## YOUR TASK
From the data that follows, report how many lines hold the string "Trigger", giving only the number.

** Start of EXTRACTED MATERIAL **

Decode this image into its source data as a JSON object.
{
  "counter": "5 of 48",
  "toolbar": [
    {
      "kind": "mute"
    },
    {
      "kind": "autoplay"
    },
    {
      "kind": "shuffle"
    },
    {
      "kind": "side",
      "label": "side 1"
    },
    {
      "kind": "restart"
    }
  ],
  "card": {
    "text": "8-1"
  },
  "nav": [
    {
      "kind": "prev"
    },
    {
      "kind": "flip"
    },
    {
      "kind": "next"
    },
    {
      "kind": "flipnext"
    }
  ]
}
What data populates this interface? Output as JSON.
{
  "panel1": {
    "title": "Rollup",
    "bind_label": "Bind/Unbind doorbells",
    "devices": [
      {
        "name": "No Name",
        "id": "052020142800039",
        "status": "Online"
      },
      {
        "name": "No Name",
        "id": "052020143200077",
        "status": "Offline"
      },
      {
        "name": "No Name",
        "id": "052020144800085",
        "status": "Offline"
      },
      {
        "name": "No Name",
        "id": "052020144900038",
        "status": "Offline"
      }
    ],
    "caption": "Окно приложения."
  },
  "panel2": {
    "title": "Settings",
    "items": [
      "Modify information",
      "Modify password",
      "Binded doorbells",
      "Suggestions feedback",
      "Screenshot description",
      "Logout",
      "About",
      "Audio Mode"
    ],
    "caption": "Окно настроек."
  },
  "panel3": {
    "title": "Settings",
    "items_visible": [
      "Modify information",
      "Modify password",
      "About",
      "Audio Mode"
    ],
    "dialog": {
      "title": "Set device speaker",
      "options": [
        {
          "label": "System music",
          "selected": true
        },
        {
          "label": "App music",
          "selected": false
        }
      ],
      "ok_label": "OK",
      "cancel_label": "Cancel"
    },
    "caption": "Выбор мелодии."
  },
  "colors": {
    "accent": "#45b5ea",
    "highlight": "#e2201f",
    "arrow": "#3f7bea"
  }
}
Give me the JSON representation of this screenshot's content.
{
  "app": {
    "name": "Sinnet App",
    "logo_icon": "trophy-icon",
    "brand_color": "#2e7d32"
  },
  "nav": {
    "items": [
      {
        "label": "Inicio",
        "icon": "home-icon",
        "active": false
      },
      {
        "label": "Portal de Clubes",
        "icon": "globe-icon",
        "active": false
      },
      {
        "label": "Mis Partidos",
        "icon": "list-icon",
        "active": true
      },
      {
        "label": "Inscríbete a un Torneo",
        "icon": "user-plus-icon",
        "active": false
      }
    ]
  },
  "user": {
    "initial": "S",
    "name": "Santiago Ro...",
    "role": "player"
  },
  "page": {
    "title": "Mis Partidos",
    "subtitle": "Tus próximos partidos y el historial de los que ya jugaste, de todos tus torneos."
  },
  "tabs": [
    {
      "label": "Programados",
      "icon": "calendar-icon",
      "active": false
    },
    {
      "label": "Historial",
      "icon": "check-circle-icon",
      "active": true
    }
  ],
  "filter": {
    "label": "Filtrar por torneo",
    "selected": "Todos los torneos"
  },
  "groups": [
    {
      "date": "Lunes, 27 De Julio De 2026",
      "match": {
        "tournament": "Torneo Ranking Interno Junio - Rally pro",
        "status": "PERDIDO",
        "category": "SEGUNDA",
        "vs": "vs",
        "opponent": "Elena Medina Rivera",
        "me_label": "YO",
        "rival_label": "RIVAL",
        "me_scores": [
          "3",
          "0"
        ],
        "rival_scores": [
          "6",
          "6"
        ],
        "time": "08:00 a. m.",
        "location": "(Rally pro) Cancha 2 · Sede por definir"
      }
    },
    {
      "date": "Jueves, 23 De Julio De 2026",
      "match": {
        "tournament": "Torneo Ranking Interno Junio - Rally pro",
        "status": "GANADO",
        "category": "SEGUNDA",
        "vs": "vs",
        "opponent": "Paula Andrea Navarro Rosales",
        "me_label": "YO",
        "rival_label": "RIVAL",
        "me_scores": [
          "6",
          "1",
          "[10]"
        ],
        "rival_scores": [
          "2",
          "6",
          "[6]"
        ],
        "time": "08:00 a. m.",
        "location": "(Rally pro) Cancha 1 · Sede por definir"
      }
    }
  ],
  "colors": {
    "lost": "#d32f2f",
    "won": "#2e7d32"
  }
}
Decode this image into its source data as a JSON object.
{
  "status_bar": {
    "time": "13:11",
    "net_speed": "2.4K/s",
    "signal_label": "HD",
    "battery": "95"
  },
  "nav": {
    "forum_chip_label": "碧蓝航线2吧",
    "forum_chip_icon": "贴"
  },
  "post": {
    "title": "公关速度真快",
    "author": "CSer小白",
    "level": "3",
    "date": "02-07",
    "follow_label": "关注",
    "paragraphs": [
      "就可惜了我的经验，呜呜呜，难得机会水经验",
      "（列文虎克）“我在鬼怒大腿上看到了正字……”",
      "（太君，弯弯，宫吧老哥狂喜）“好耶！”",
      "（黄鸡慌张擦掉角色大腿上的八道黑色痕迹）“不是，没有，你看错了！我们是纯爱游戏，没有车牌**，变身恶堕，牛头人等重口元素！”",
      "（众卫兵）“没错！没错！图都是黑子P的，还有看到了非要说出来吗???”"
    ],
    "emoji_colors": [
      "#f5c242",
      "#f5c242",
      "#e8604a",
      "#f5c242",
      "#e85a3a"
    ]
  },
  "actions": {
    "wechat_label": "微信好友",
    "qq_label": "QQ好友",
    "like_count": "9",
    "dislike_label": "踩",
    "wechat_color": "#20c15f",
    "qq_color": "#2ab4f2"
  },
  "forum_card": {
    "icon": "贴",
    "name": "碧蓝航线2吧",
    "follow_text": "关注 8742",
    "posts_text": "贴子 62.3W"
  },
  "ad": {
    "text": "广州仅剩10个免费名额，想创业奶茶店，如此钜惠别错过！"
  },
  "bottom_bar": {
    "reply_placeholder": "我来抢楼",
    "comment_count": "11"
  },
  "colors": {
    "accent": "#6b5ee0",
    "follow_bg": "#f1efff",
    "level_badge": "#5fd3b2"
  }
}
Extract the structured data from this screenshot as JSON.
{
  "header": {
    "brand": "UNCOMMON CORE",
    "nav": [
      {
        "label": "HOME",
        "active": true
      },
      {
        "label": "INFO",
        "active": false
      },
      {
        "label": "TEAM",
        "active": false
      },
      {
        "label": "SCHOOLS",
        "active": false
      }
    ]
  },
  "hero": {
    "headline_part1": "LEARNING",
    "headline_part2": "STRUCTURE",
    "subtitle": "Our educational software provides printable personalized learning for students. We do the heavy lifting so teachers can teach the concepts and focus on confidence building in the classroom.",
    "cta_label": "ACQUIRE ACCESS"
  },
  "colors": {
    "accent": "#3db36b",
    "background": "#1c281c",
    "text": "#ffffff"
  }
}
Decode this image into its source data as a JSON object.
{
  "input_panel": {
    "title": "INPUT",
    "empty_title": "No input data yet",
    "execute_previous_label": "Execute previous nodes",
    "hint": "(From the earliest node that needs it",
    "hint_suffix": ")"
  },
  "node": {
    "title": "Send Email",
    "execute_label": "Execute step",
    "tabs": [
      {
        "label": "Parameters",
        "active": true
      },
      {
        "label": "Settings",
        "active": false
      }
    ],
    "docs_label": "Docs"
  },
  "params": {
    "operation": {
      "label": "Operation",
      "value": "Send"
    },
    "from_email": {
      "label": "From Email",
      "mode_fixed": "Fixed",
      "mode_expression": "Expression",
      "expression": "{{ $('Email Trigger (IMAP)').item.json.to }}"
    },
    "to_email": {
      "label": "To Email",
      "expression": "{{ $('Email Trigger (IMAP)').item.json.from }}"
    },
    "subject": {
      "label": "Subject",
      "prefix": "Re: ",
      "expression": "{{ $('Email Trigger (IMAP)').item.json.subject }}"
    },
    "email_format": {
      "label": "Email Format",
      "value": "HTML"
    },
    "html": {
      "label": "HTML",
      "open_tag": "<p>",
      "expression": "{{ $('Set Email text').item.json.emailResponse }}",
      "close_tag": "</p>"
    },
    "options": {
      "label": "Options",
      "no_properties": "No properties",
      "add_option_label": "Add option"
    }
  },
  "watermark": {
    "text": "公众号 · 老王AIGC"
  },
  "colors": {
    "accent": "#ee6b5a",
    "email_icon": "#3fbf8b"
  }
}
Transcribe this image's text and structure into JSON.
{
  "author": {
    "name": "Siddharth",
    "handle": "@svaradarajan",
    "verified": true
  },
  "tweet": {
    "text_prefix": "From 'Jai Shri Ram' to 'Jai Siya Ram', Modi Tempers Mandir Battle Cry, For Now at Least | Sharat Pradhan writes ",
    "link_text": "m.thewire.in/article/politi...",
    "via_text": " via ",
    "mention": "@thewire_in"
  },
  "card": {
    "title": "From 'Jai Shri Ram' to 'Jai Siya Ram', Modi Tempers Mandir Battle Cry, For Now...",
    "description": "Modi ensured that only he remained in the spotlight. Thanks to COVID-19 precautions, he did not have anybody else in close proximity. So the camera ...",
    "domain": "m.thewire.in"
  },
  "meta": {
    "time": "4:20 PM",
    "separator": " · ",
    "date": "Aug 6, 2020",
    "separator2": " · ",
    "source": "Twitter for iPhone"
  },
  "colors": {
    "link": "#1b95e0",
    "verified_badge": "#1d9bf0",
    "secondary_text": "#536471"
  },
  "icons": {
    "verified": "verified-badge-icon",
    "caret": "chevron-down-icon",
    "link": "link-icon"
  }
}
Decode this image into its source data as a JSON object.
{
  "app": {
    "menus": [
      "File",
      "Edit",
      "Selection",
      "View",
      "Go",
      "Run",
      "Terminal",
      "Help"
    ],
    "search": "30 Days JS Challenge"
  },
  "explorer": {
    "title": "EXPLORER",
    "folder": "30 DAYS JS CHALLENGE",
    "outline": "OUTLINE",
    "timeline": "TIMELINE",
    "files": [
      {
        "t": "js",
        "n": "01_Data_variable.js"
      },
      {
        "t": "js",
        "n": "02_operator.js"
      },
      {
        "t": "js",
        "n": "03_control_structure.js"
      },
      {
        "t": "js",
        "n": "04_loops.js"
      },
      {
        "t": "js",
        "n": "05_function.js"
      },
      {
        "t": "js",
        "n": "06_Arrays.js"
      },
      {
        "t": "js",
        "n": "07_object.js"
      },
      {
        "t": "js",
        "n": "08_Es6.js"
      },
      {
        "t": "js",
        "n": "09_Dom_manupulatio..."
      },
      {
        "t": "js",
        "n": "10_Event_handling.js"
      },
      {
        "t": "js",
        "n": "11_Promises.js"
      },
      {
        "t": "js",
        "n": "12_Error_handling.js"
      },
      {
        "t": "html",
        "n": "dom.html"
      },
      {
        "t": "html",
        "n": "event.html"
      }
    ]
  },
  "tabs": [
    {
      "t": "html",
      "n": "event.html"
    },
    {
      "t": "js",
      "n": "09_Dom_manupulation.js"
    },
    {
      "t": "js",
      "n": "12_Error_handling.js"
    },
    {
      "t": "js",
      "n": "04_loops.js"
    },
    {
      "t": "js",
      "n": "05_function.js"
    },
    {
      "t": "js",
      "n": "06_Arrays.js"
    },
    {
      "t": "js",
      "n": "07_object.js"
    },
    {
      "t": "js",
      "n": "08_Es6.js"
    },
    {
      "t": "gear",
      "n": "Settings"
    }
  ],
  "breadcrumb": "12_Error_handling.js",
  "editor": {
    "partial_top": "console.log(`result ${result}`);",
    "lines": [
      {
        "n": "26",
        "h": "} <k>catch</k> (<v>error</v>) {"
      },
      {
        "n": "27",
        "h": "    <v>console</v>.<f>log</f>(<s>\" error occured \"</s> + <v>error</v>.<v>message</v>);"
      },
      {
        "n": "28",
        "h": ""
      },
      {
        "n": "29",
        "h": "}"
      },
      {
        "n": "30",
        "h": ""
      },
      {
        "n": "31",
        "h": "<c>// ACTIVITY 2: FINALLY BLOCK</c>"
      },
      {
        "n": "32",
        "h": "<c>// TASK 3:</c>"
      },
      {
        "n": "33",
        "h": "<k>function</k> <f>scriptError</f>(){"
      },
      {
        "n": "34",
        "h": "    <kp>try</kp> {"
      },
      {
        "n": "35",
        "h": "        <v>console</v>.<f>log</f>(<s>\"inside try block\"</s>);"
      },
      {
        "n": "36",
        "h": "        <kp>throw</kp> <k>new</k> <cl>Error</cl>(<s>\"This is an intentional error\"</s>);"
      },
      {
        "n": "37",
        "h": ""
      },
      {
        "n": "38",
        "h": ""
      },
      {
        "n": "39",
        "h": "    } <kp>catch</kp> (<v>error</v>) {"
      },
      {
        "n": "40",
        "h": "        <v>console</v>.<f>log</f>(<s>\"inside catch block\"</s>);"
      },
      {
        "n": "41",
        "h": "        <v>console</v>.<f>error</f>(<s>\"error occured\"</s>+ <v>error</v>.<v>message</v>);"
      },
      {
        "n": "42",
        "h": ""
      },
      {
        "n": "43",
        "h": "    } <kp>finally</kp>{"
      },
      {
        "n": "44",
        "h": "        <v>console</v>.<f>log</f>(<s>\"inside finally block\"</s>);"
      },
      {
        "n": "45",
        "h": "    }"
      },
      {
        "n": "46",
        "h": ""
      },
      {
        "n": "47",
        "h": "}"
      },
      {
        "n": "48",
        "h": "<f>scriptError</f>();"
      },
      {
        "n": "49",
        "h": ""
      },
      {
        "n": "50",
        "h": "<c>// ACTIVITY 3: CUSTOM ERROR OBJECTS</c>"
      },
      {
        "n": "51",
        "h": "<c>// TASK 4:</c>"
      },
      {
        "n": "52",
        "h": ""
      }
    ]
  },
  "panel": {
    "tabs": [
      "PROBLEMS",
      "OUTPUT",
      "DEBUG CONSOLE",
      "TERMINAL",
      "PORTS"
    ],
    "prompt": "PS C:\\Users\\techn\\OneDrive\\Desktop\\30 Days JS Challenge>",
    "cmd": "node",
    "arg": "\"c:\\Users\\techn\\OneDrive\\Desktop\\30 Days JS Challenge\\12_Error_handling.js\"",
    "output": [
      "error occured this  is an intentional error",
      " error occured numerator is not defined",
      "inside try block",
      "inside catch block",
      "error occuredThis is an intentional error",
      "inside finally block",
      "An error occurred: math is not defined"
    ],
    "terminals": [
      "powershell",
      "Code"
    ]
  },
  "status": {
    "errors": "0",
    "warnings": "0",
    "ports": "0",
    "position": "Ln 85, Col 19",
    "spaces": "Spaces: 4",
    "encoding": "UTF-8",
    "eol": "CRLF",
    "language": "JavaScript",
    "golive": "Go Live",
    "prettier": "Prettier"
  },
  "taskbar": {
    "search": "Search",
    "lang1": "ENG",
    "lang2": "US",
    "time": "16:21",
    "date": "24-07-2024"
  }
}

** End of EXTRACTED MATERIAL **

## CORRECT ANSWER
3